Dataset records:

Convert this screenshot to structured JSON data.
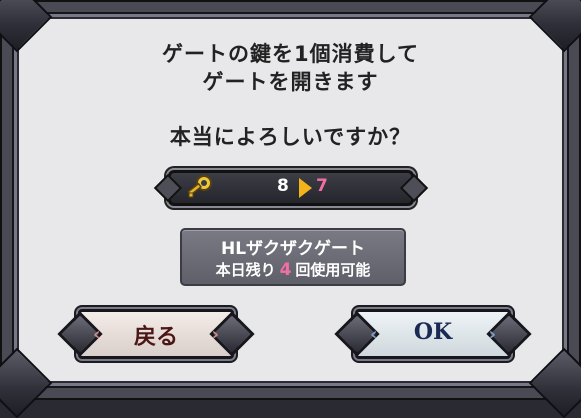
{
  "dialog": {
    "message_line1": "ゲートの鍵を1個消費して",
    "message_line2": "ゲートを開きます",
    "confirm_question": "本当によろしいですか？"
  },
  "keys": {
    "icon": "key-icon",
    "current": "8",
    "after": "7",
    "arrow_color": "#f3b31a",
    "after_color": "#f16fa2"
  },
  "gate": {
    "name": "HLザクザクゲート",
    "remaining_prefix": "本日残り",
    "remaining_count": "4",
    "remaining_suffix": "回使用可能"
  },
  "buttons": {
    "back_label": "戻る",
    "ok_label": "OK"
  }
}
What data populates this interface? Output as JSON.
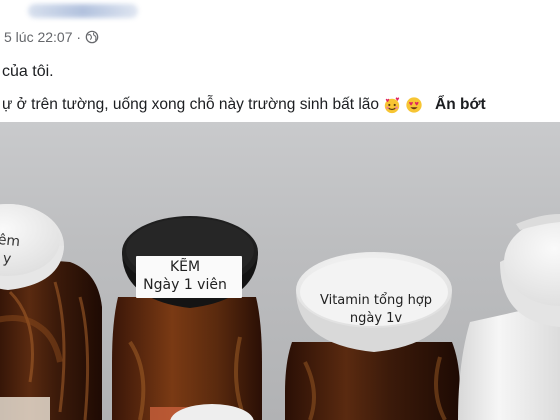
{
  "post": {
    "timestamp": "5 lúc 22:07 ·",
    "privacy_icon": "globe-icon",
    "line1": "của tôi.",
    "line2": "ự ở trên tường, uống xong chỗ này trường sinh bất lão",
    "emojis": [
      "smiling-face-with-hearts-icon",
      "heart-eyes-icon"
    ],
    "see_less": "Ẩn bớt"
  },
  "photo": {
    "bottles": [
      {
        "name": "bottle-left",
        "cap_label": "êm\ny"
      },
      {
        "name": "bottle-kem",
        "cap_label": "KẼM\nNgày 1 viên"
      },
      {
        "name": "bottle-vitamin",
        "cap_label": "Vitamin tổng hợp\nngày 1v"
      },
      {
        "name": "bottle-white-right",
        "cap_label": ""
      }
    ],
    "colors": {
      "wall": "#c0c1c3",
      "white_cap": "#f1f1f1",
      "black_cap": "#1b1b1b",
      "amber_glass": "#3a1a0c",
      "white_bottle": "#eeeeee"
    }
  }
}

**WRITTEN TASK:**
Write out the entries again, exactly as given, skipping any images.

**OUTPUT FOR THIS TASK:**
Convert this screenshot to structured JSON data.
{
  "dialog": {
    "message_line1": "ゲートの鍵を1個消費して",
    "message_line2": "ゲートを開きます",
    "confirm_question": "本当によろしいですか？"
  },
  "keys": {
    "icon": "key-icon",
    "current": "8",
    "after": "7",
    "arrow_color": "#f3b31a",
    "after_color": "#f16fa2"
  },
  "gate": {
    "name": "HLザクザクゲート",
    "remaining_prefix": "本日残り",
    "remaining_count": "4",
    "remaining_suffix": "回使用可能"
  },
  "buttons": {
    "back_label": "戻る",
    "ok_label": "OK"
  }
}
What data populates this interface? Output as JSON.
{
  "post": {
    "timestamp": "5 lúc 22:07 ·",
    "privacy_icon": "globe-icon",
    "line1": "của tôi.",
    "line2": "ự ở trên tường, uống xong chỗ này trường sinh bất lão",
    "emojis": [
      "smiling-face-with-hearts-icon",
      "heart-eyes-icon"
    ],
    "see_less": "Ẩn bớt"
  },
  "photo": {
    "bottles": [
      {
        "name": "bottle-left",
        "cap_label": "êm\ny"
      },
      {
        "name": "bottle-kem",
        "cap_label": "KẼM\nNgày 1 viên"
      },
      {
        "name": "bottle-vitamin",
        "cap_label": "Vitamin tổng hợp\nngày 1v"
      },
      {
        "name": "bottle-white-right",
        "cap_label": ""
      }
    ],
    "colors": {
      "wall": "#c0c1c3",
      "white_cap": "#f1f1f1",
      "black_cap": "#1b1b1b",
      "amber_glass": "#3a1a0c",
      "white_bottle": "#eeeeee"
    }
  }
}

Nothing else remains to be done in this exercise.